▶ **INSTRUÇÕES E REQUISITOS**
Por favor, transcreva do texto de origem tudo desde "Esta é a pergunta" até "sobre a Constituição.", sem qualquer alteração.

▶ **TEXTO DE ORIGEM**

Esta é a pergunta que o Observador tem vindo a fazer diariamente, no contexto da iniciativa a que chamou “Nova Constituição”, ao mesmo tempo que lança uma de um total de cinquenta perguntas sobre a Constituição.
A primeira confusão que se gera é que, apesar da secção se designar “Nova Constituição” e de amiúde encontrarmos esta expressão (veja-se “O porquê do debate sobre uma nova Constituição”), quando acedemos efectivamente ao texto da tal “Nova Constituição”, o que aparece é afinal “Uma proposta de revisão constitucional”. Os autores da mesma já declararam, aliás, por escrito ou durante as conferências já promovidas pelo Observador, que nunca pretenderam elaborar uma “Nova Constituição”.
Para além de uma “Nova Constituição” que na verdade não é nova (talvez melhor fosse chamá-la antes “diferente”, devido às várias supressões de artigos que sofreu), o Observador, eventualmente devido a algumas críticas feitas nas redes sociais (e nos próprios comentários às perguntas) relativamente à primeira dezena de questões colocadas, passou a assinalar que a pergunta diária lançada partiria “sempre de uma perspectiva muito prática”.
Os leitores do Observador só têm a agradecer esta ressalva.
É que perguntas como “posso exigir a construção de uma pista de ski em Faro?” ou “Segundo a Constituição, pode tocar-se uma sinfonia numa auto-estrada?” são, efectivamente, perguntas de cariz muito prático e que decerto inquietaram já alguns dos leitores. Ao anunciar que o propósito é fazer uma espécie de quiz constitucional e “testar a cultura” dos leitores (se a Hasbro descobre o potencial disto, adeus Trivial Pursuit), percebe-se melhor o motivo de questões como “quantas vezes é referida a palavra latifúndio?” ou ainda “qual é o único nome próprio referido na Constituição?” (questão inaugural e que gerou debate de relevo… pena é que não tenha sido sobre a Constituição, mas sim sobre o sentido em que o termo “nome próprio” fora utilizado, já que Hondt é na verdade o apelido do senhor Victor).

▶ **CONTEÚDO DOS REGISTOS**

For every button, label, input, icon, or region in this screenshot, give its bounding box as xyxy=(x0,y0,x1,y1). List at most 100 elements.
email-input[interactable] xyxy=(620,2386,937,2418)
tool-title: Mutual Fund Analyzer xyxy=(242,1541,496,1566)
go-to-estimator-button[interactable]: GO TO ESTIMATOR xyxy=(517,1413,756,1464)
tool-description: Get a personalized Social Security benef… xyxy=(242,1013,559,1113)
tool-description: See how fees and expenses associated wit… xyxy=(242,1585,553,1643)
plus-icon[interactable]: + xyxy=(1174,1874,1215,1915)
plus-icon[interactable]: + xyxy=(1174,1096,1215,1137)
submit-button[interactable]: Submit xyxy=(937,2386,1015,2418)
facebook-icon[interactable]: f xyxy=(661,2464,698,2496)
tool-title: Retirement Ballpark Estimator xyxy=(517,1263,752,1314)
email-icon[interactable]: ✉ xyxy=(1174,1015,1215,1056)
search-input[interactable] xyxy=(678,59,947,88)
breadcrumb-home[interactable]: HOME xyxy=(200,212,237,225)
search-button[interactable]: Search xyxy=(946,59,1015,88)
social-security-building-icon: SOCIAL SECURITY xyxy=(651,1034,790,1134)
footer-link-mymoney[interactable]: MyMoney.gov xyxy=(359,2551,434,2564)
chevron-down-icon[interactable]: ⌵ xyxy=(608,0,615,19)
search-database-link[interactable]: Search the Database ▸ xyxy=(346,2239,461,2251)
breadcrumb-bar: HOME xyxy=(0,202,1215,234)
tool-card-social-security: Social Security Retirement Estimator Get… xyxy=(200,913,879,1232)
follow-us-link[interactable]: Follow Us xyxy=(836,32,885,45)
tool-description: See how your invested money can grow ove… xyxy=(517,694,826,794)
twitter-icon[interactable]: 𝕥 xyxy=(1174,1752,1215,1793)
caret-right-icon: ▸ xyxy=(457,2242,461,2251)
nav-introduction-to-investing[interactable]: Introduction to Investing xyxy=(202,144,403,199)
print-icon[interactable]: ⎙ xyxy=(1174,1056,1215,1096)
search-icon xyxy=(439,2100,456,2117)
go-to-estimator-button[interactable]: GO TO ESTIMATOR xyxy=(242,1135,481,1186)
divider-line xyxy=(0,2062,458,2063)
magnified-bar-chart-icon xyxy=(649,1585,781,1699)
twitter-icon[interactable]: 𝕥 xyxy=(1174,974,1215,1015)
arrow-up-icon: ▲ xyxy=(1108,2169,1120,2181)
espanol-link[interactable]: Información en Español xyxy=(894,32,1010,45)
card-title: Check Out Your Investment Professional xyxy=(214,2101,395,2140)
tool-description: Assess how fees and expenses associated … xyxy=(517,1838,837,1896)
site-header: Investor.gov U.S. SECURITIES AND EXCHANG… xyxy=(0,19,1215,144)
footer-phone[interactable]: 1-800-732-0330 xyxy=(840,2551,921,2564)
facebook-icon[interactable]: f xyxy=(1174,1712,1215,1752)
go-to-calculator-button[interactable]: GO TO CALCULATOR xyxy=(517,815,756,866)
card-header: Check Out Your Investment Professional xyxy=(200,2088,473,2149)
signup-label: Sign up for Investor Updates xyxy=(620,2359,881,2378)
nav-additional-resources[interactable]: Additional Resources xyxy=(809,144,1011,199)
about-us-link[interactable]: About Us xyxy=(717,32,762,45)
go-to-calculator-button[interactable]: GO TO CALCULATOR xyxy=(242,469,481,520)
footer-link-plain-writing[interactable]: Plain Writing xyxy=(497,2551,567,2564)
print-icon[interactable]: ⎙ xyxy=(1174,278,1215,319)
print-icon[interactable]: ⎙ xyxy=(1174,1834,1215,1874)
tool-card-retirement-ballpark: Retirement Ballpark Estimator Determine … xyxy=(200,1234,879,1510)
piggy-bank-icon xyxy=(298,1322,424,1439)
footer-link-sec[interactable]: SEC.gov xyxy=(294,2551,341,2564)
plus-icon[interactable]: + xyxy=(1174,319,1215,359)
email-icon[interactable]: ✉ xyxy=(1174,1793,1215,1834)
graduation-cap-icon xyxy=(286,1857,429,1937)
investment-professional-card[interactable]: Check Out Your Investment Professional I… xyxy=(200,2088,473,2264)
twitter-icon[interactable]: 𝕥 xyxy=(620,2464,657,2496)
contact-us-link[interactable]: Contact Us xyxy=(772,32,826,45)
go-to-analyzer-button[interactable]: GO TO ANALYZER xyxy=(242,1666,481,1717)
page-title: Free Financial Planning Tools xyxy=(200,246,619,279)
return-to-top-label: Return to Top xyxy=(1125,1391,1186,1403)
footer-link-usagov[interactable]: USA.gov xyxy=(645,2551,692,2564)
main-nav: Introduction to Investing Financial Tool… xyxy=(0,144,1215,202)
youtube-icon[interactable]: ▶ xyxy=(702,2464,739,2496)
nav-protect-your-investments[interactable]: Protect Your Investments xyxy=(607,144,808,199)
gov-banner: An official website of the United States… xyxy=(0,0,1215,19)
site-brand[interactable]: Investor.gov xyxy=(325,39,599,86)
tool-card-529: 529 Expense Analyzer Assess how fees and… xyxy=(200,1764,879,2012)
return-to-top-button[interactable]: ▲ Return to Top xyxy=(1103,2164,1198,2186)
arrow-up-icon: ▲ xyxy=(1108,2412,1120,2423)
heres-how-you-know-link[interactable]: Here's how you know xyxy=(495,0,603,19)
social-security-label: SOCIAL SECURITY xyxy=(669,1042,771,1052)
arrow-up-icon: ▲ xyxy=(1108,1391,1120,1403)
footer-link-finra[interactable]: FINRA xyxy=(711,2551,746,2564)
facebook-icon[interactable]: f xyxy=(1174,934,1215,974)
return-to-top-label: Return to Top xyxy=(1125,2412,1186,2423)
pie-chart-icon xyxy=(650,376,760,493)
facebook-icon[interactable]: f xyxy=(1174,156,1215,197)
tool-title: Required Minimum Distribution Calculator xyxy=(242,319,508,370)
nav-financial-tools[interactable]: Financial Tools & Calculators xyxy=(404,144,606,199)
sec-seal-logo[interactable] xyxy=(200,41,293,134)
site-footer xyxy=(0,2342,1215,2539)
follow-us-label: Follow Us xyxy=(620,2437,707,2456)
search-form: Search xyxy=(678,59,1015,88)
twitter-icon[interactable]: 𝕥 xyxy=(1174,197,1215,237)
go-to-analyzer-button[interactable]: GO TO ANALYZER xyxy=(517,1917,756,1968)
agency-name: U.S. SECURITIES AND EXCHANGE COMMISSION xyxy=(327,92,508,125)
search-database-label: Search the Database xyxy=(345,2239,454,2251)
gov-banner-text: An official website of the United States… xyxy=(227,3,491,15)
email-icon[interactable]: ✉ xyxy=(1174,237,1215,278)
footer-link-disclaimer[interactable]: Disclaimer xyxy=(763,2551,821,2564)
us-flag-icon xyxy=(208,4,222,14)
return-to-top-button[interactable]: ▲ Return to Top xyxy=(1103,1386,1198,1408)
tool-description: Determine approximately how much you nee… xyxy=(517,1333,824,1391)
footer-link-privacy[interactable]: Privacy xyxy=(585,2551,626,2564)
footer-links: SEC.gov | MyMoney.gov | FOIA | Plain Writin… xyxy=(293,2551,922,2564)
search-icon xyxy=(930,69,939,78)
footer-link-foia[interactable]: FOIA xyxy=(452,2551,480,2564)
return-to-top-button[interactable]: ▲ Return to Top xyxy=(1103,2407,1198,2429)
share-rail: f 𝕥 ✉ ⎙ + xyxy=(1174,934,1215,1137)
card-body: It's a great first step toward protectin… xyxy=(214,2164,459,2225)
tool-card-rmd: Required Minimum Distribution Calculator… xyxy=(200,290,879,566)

▶ **RESPOSTA À TAREFA**
Esta é a pergunta que o Observador tem vindo a fazer diariamente, no contexto da iniciativa a que chamou “Nova Constituição”, ao mesmo tempo que lança uma de um total de cinquenta perguntas sobre a Constituição.